REQUIRED TASK A
From the text on Cévennes National Park, return the passage from "The park includes" to "reaching 1,699 metres.", copied word for word.

TEXT EXCERPT
Start
Cévennes National Park () is a French national park located in Southern France, in the mountainous area of Cévennes.

Created in 1970, the park has its administrative seat in Florac at Florac Castle. It is located mainly in the departments of Lozère and Gard; it also covers some parts of Ardèche and Aveyron, therefore stretching across a record number of departments for a national park. The Aven Armand cave is located in the park. In 2011, the Park was made a part of The Causses and the Cévennes, Mediterranean agro-pastoral Cultural Landscape UNESCO World Heritage Site.

Geography 

The park includes several mountains and plateaus, including: Mont Lozère, Mont Aigoual, Causse Méjean, France. Mont Lozère is the highest peak in the area, reaching 1,699 metres.

History 
The Cévennes country is rich of history, with a strong cultural identity, being at the heart of Camisard revolt, which followed the revocation of the Edict of Nantes (the Edict of Fontainebleau), after which Protestants were actively prosecuted. Numerous testimonies of Camisard war in the Cévennes abund in towns and villages of the Cévennes National Park. A permanent exhibition devoted to the memory of Camisards has been elaborated at the old temple of Le Rouve (commune of Saint-André-de-Lancize).
End
MATERIAL FOR THIS TASK
Start
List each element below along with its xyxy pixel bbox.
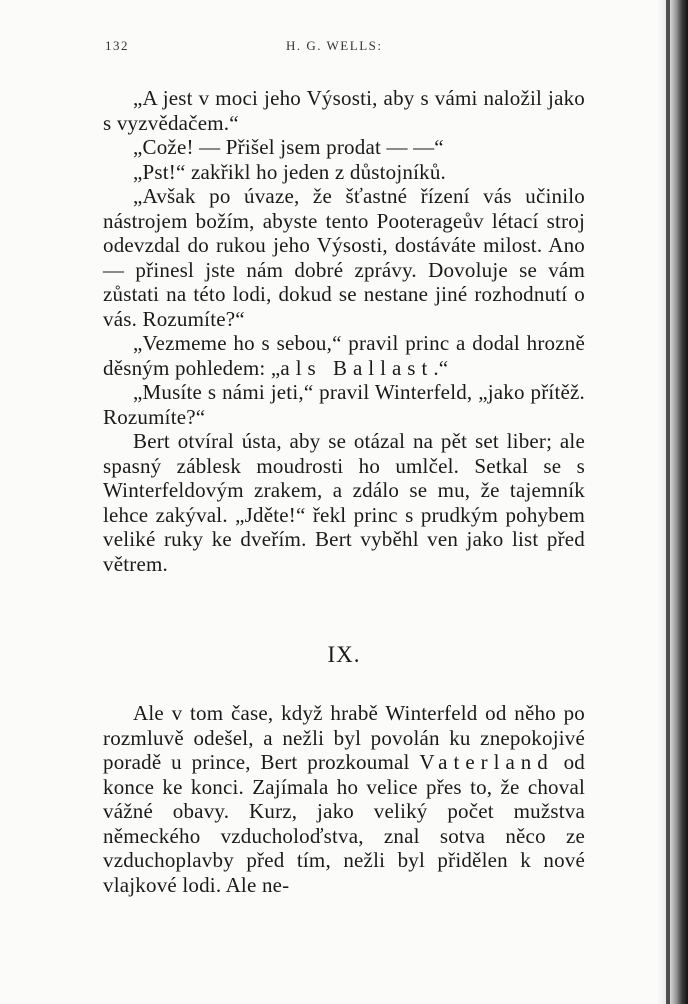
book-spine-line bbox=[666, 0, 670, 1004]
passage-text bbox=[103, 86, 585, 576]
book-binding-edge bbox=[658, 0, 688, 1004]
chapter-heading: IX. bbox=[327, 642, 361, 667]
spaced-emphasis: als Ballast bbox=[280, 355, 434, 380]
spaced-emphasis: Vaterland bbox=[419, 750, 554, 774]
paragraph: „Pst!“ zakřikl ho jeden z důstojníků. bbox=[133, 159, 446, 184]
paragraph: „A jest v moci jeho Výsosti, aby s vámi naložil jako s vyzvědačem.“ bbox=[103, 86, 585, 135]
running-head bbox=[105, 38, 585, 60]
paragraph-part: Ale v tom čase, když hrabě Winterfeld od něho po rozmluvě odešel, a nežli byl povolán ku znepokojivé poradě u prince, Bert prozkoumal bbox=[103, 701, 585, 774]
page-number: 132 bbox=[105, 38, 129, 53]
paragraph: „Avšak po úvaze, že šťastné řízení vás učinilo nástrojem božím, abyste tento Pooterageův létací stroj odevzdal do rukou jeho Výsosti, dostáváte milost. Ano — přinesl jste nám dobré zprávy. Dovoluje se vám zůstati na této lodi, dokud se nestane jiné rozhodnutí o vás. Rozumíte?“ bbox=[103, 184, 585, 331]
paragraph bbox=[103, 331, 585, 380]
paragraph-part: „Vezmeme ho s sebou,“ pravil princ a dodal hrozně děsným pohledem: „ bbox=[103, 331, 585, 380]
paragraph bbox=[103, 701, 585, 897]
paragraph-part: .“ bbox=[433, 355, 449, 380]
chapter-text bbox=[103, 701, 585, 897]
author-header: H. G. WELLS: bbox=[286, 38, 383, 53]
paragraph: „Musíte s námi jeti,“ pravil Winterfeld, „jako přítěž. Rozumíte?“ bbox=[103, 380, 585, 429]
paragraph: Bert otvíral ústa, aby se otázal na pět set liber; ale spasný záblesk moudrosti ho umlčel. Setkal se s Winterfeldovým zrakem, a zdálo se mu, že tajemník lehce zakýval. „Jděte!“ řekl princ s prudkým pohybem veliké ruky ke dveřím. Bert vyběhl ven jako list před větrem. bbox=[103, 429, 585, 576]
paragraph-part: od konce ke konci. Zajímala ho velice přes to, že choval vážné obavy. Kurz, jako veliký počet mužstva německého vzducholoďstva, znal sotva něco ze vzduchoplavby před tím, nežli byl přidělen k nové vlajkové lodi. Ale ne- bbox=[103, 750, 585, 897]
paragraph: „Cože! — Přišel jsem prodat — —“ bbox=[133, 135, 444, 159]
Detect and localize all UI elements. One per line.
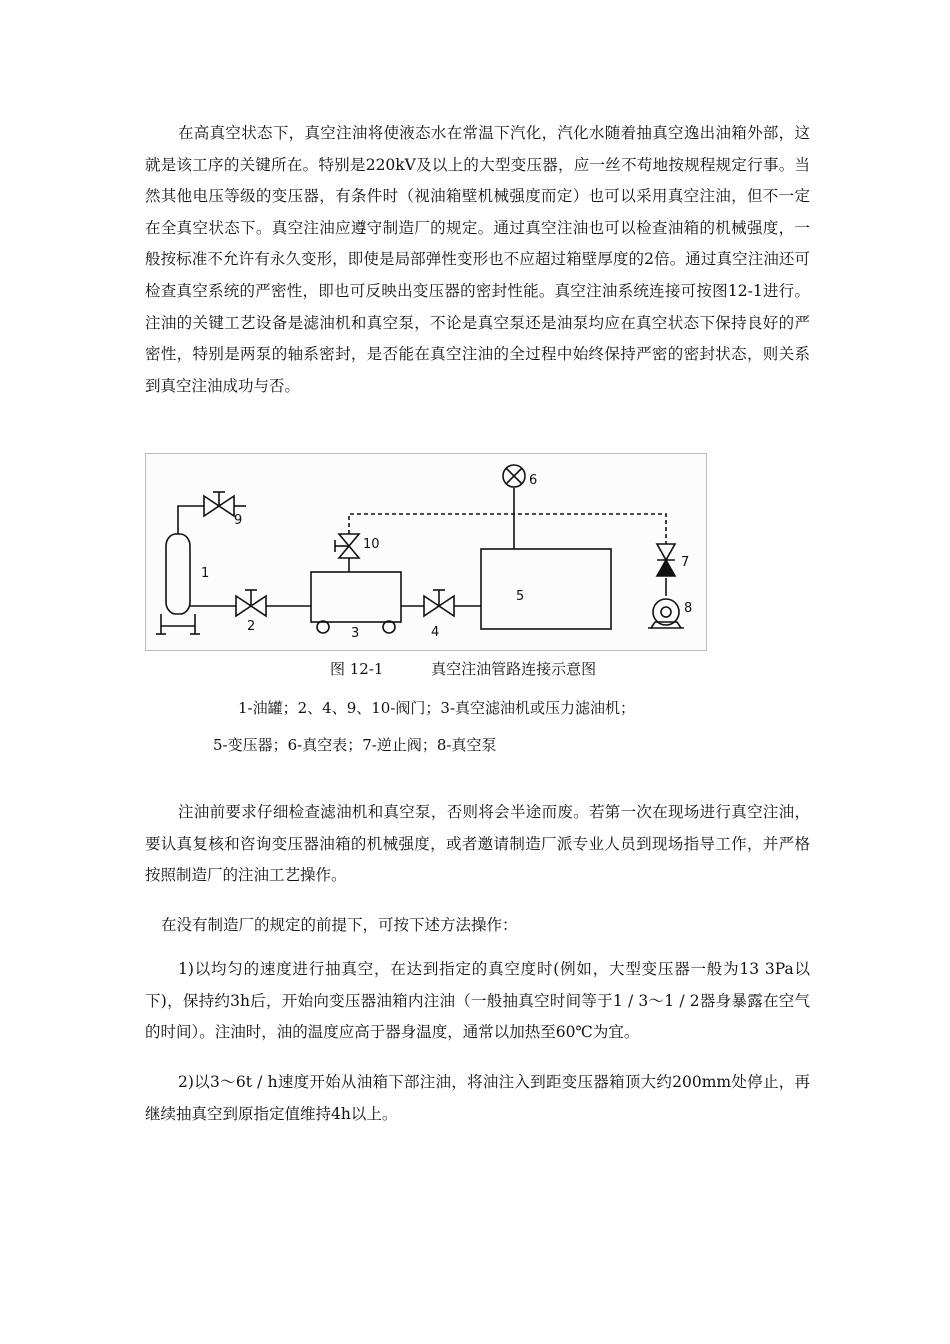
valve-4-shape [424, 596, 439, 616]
End
REQUIRED TASK B
Output the lines in the records from the line with "book-spine-line bbox=[666, 0, 670, 1004]" to the line with "running-head bbox=[105, 38, 585, 60]", both included, as a JSON list of strings with one string per line and blank lines omitted.

COMPLETE OUTPUT A
The park includes several mountains and plateaus, including: Mont Lozère, Mont Aigoual, Causse Méjean, France. Mont Lozère is the highest peak in the area, reaching 1,699 metres.

COMPLETE OUTPUT B
[
  "book-spine-line bbox=[666, 0, 670, 1004]",
  "passage-text bbox=[103, 86, 585, 576]",
  "book-binding-edge bbox=[658, 0, 688, 1004]",
  "chapter-heading: IX. bbox=[327, 642, 361, 667]",
  "spaced-emphasis: als Ballast bbox=[280, 355, 434, 380]",
  "spaced-emphasis: Vaterland bbox=[419, 750, 554, 774]",
  "paragraph: „Pst!“ zakřikl ho jeden z důstojníků. bbox=[133, 159, 446, 184]",
  "paragraph: „A jest v moci jeho Výsosti, aby s vámi naložil jako s vyzvědačem.“ bbox=[103, 86, 585, 135]",
  "running-head bbox=[105, 38, 585, 60]"
]